Exercise input —
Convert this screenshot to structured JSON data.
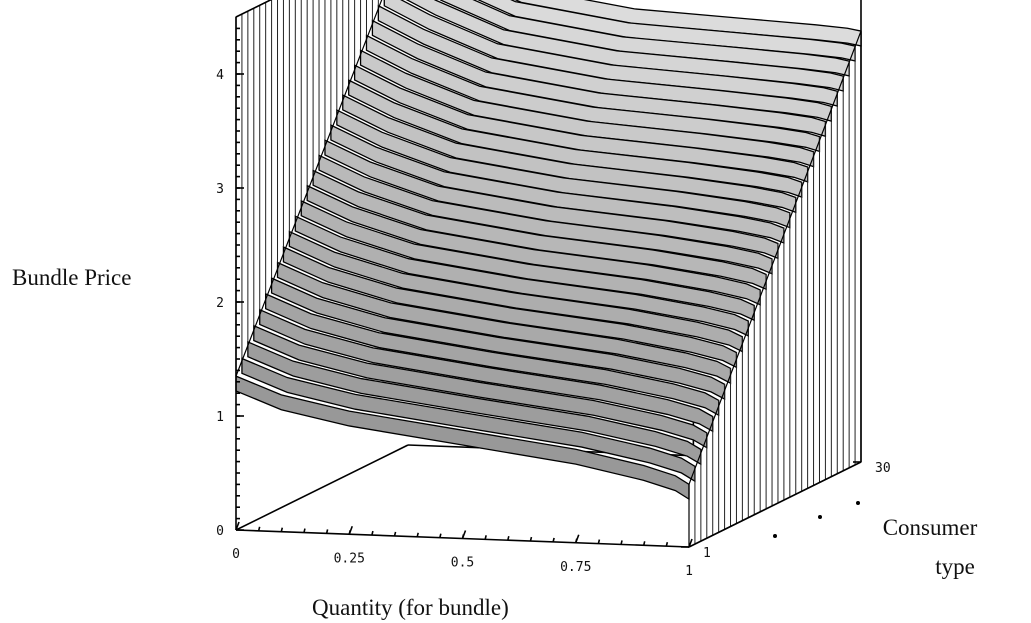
{
  "chart_data": {
    "type": "surface3d",
    "title": "",
    "xlabel": "Quantity (for bundle)",
    "ylabel": "Consumer type",
    "zlabel": "Bundle Price",
    "x_ticks": [
      "0",
      "0.25",
      "0.5",
      "0.75",
      "1"
    ],
    "y_ticks": [
      "1",
      "30"
    ],
    "z_ticks": [
      "0",
      "1",
      "2",
      "3",
      "4"
    ],
    "xlim": [
      0,
      1
    ],
    "ylim": [
      1,
      30
    ],
    "zlim": [
      0,
      4.5
    ],
    "consumer_types": 30,
    "surface_profile": {
      "x": [
        0,
        0.1,
        0.25,
        0.5,
        0.75,
        0.9,
        0.97,
        1
      ],
      "price_type_1": [
        1.35,
        1.2,
        1.08,
        0.95,
        0.82,
        0.7,
        0.62,
        0.55
      ],
      "price_type_30": [
        4.5,
        4.3,
        4.05,
        3.9,
        3.85,
        3.82,
        3.8,
        3.78
      ]
    }
  }
}
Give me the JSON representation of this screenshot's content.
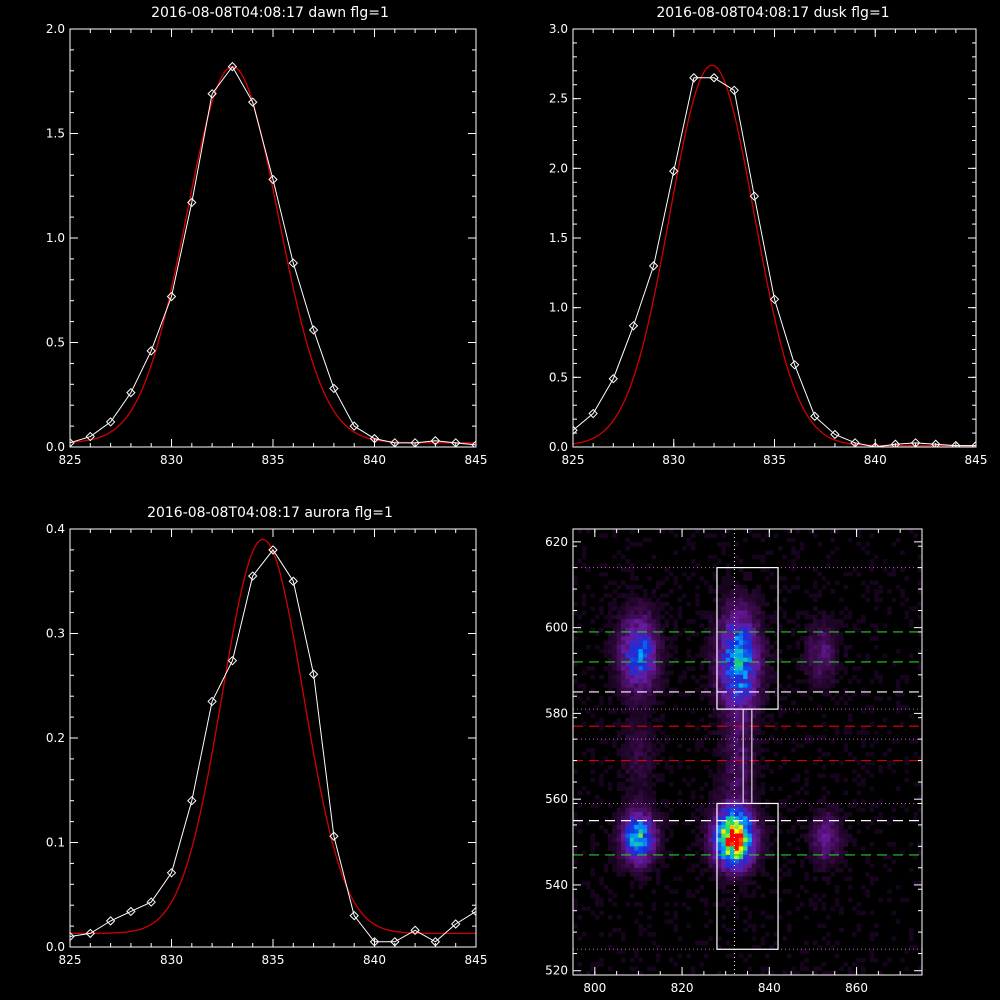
{
  "chart_data": [
    {
      "type": "line",
      "title": "2016-08-08T04:08:17 dawn flg=1",
      "xlim": [
        825,
        845
      ],
      "ylim": [
        0,
        2.0
      ],
      "xticks": [
        "825",
        "830",
        "835",
        "840",
        "845"
      ],
      "yticks": [
        "0.0",
        "0.5",
        "1.0",
        "1.5",
        "2.0"
      ],
      "series": [
        {
          "style": "measured",
          "color": "#ffffff",
          "marker": "diamond",
          "x": [
            825,
            826,
            827,
            828,
            829,
            830,
            831,
            832,
            833,
            834,
            835,
            836,
            837,
            838,
            839,
            840,
            841,
            842,
            843,
            844,
            845
          ],
          "y": [
            0.02,
            0.05,
            0.12,
            0.26,
            0.46,
            0.72,
            1.17,
            1.69,
            1.82,
            1.65,
            1.28,
            0.88,
            0.56,
            0.28,
            0.1,
            0.04,
            0.02,
            0.02,
            0.03,
            0.02,
            0.01
          ]
        },
        {
          "style": "fit",
          "color": "#d40000",
          "gauss": {
            "amp": 1.8,
            "center": 833.0,
            "sigma": 2.25,
            "base": 0.02
          }
        }
      ]
    },
    {
      "type": "line",
      "title": "2016-08-08T04:08:17 dusk flg=1",
      "xlim": [
        825,
        845
      ],
      "ylim": [
        0,
        3.0
      ],
      "xticks": [
        "825",
        "830",
        "835",
        "840",
        "845"
      ],
      "yticks": [
        "0.0",
        "0.5",
        "1.0",
        "1.5",
        "2.0",
        "2.5",
        "3.0"
      ],
      "series": [
        {
          "style": "measured",
          "color": "#ffffff",
          "marker": "diamond",
          "x": [
            825,
            826,
            827,
            828,
            829,
            830,
            831,
            832,
            833,
            834,
            835,
            836,
            837,
            838,
            839,
            840,
            841,
            842,
            843,
            844,
            845
          ],
          "y": [
            0.12,
            0.24,
            0.49,
            0.87,
            1.3,
            1.98,
            2.65,
            2.65,
            2.56,
            1.8,
            1.06,
            0.59,
            0.22,
            0.09,
            0.03,
            0.0,
            0.02,
            0.03,
            0.02,
            0.01,
            0.01
          ]
        },
        {
          "style": "fit",
          "color": "#d40000",
          "gauss": {
            "amp": 2.73,
            "center": 831.9,
            "sigma": 2.1,
            "base": 0.01
          }
        }
      ]
    },
    {
      "type": "line",
      "title": "2016-08-08T04:08:17 aurora flg=1",
      "xlim": [
        825,
        845
      ],
      "ylim": [
        0,
        0.4
      ],
      "xticks": [
        "825",
        "830",
        "835",
        "840",
        "845"
      ],
      "yticks": [
        "0.0",
        "0.1",
        "0.2",
        "0.3",
        "0.4"
      ],
      "series": [
        {
          "style": "measured",
          "color": "#ffffff",
          "marker": "diamond",
          "x": [
            825,
            826,
            827,
            828,
            829,
            830,
            831,
            832,
            833,
            834,
            835,
            836,
            837,
            838,
            839,
            840,
            841,
            842,
            843,
            844,
            845
          ],
          "y": [
            0.01,
            0.013,
            0.025,
            0.034,
            0.043,
            0.071,
            0.14,
            0.235,
            0.274,
            0.355,
            0.38,
            0.35,
            0.261,
            0.106,
            0.03,
            0.005,
            0.005,
            0.016,
            0.005,
            0.022,
            0.034
          ]
        },
        {
          "style": "fit",
          "color": "#d40000",
          "gauss": {
            "amp": 0.377,
            "center": 834.5,
            "sigma": 2.0,
            "base": 0.013
          }
        }
      ]
    },
    {
      "type": "heatmap",
      "title": "",
      "xlim": [
        795,
        875
      ],
      "ylim": [
        519,
        623
      ],
      "xticks": [
        "800",
        "820",
        "840",
        "860"
      ],
      "yticks": [
        "520",
        "540",
        "560",
        "580",
        "600",
        "620"
      ],
      "colormap": [
        "#000000",
        "#3a0a4a",
        "#6a1aa0",
        "#1530e0",
        "#00a8ff",
        "#22e060",
        "#ffff00",
        "#ff0000"
      ],
      "blobs": [
        {
          "x": 810,
          "y": 594,
          "sx": 3.0,
          "sy": 6.0,
          "amp": 0.45
        },
        {
          "x": 833,
          "y": 592,
          "sx": 3.2,
          "sy": 8.0,
          "amp": 0.55
        },
        {
          "x": 810,
          "y": 551,
          "sx": 2.6,
          "sy": 4.0,
          "amp": 0.6
        },
        {
          "x": 832,
          "y": 551,
          "sx": 3.0,
          "sy": 4.5,
          "amp": 1.0
        },
        {
          "x": 852,
          "y": 594,
          "sx": 2.5,
          "sy": 5.0,
          "amp": 0.18
        },
        {
          "x": 853,
          "y": 551,
          "sx": 2.5,
          "sy": 4.0,
          "amp": 0.22
        },
        {
          "x": 833,
          "y": 568,
          "sx": 2.5,
          "sy": 6.0,
          "amp": 0.15
        },
        {
          "x": 810,
          "y": 570,
          "sx": 2.5,
          "sy": 6.0,
          "amp": 0.1
        }
      ],
      "dotted_vertical_x": 832,
      "dotted_horizontal_y": [
        614,
        581,
        574,
        559,
        525
      ],
      "dashed_lines": [
        {
          "y": 599,
          "color": "#22cc22"
        },
        {
          "y": 592,
          "color": "#22cc22"
        },
        {
          "y": 585,
          "color": "#ffffff"
        },
        {
          "y": 577,
          "color": "#d40000"
        },
        {
          "y": 569,
          "color": "#d40000"
        },
        {
          "y": 555,
          "color": "#ffffff"
        },
        {
          "y": 547,
          "color": "#22cc22"
        }
      ],
      "boxes": [
        {
          "x0": 828,
          "x1": 842,
          "y0": 581,
          "y1": 614
        },
        {
          "x0": 828,
          "x1": 842,
          "y0": 525,
          "y1": 559
        }
      ],
      "connector": {
        "x0": 834,
        "x1": 836,
        "y0": 559,
        "y1": 581
      }
    }
  ]
}
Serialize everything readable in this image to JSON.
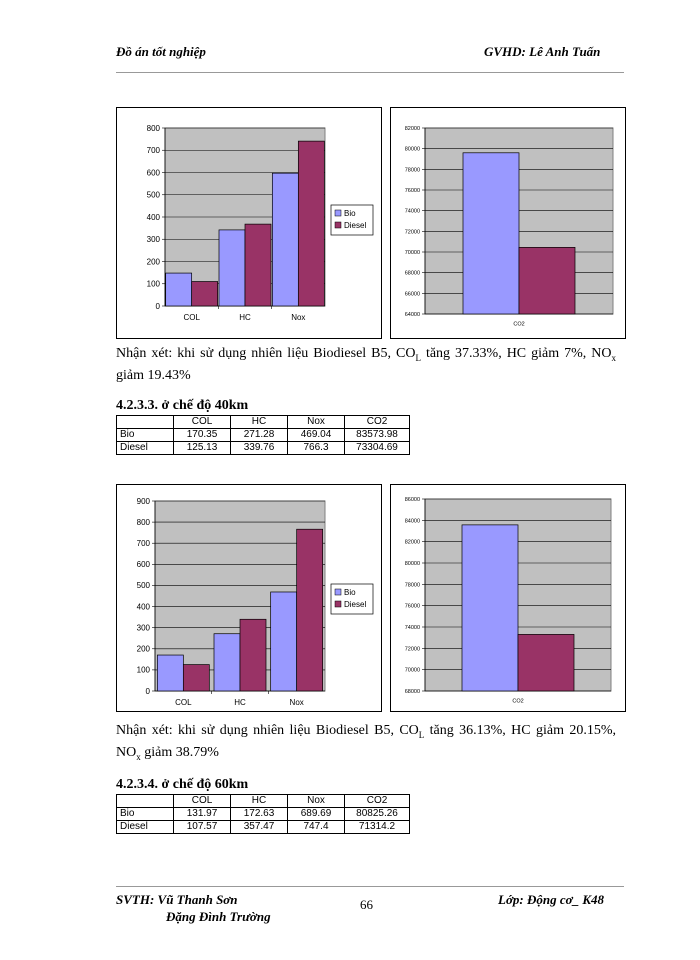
{
  "header": {
    "left": "Đồ án tốt nghiệp",
    "right": "GVHD: Lê Anh Tuấn"
  },
  "footer": {
    "svth_label": "SVTH: Vũ Thanh Sơn",
    "svth_name2": "Đặng Đình Trường",
    "page_number": "66",
    "class_label": "Lớp: Động cơ_ K48"
  },
  "colors": {
    "bio": "#9999FF",
    "diesel": "#993366",
    "plot_bg": "#C0C0C0"
  },
  "remark1": {
    "text_a": "Nhận xét: khi sử dụng nhiên liệu Biodiesel B5, CO",
    "sub_a": "L",
    "text_b": " tăng 37.33%, HC giảm 7%, NO",
    "sub_b": "x",
    "text_c": " giảm 19.43%"
  },
  "remark2": {
    "text_a": "Nhận xét: khi sử dụng nhiên liệu Biodiesel B5, CO",
    "sub_a": "L",
    "text_b": " tăng 36.13%, HC giảm 20.15%, NO",
    "sub_b": "x",
    "text_c": " giảm 38.79%"
  },
  "section_40": "4.2.3.3. ở chế độ 40km",
  "section_60": "4.2.3.4. ở chế độ 60km",
  "table_40": {
    "headers": [
      "",
      "COL",
      "HC",
      "Nox",
      "CO2"
    ],
    "rows": [
      {
        "label": "Bio",
        "values": [
          "170.35",
          "271.28",
          "469.04",
          "83573.98"
        ]
      },
      {
        "label": "Diesel",
        "values": [
          "125.13",
          "339.76",
          "766.3",
          "73304.69"
        ]
      }
    ]
  },
  "table_60": {
    "headers": [
      "",
      "COL",
      "HC",
      "Nox",
      "CO2"
    ],
    "rows": [
      {
        "label": "Bio",
        "values": [
          "131.97",
          "172.63",
          "689.69",
          "80825.26"
        ]
      },
      {
        "label": "Diesel",
        "values": [
          "107.57",
          "357.47",
          "747.4",
          "71314.2"
        ]
      }
    ]
  },
  "chart_data": [
    {
      "type": "bar",
      "categories": [
        "COL",
        "HC",
        "Nox"
      ],
      "series": [
        {
          "name": "Bio",
          "values": [
            148,
            342,
            597
          ]
        },
        {
          "name": "Diesel",
          "values": [
            110,
            368,
            741
          ]
        }
      ],
      "ylim": [
        0,
        800
      ],
      "yticks": [
        "0",
        "100",
        "200",
        "300",
        "400",
        "500",
        "600",
        "700",
        "800"
      ],
      "legend": [
        "Bio",
        "Diesel"
      ],
      "grid": true
    },
    {
      "type": "bar",
      "categories": [
        "CO2"
      ],
      "series": [
        {
          "name": "Bio",
          "values": [
            79600
          ]
        },
        {
          "name": "Diesel",
          "values": [
            70450
          ]
        }
      ],
      "ylim": [
        64000,
        82000
      ],
      "yticks": [
        "64000",
        "66000",
        "68000",
        "70000",
        "72000",
        "74000",
        "76000",
        "78000",
        "80000",
        "82000"
      ],
      "grid": true
    },
    {
      "type": "bar",
      "categories": [
        "COL",
        "HC",
        "Nox"
      ],
      "series": [
        {
          "name": "Bio",
          "values": [
            170.35,
            271.28,
            469.04
          ]
        },
        {
          "name": "Diesel",
          "values": [
            125.13,
            339.76,
            766.3
          ]
        }
      ],
      "ylim": [
        0,
        900
      ],
      "yticks": [
        "0",
        "100",
        "200",
        "300",
        "400",
        "500",
        "600",
        "700",
        "800",
        "900"
      ],
      "legend": [
        "Bio",
        "Diesel"
      ],
      "grid": true
    },
    {
      "type": "bar",
      "categories": [
        "CO2"
      ],
      "series": [
        {
          "name": "Bio",
          "values": [
            83573.98
          ]
        },
        {
          "name": "Diesel",
          "values": [
            73304.69
          ]
        }
      ],
      "ylim": [
        68000,
        86000
      ],
      "yticks": [
        "68000",
        "70000",
        "72000",
        "74000",
        "76000",
        "78000",
        "80000",
        "82000",
        "84000",
        "86000"
      ],
      "grid": true
    }
  ]
}
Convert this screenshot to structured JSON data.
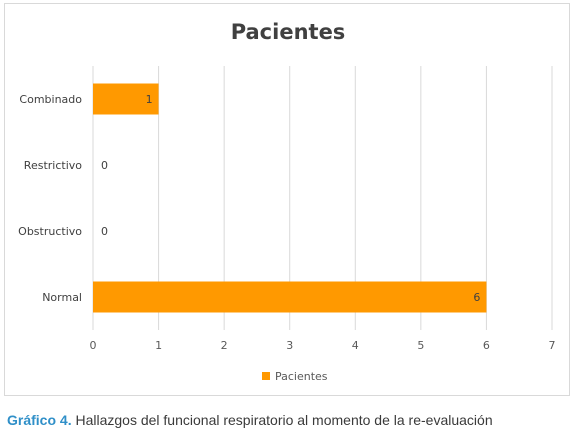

Exercise aim — Calculate how many lines of the material include the string "JSON", and state that number by itself.

Output of the task — 4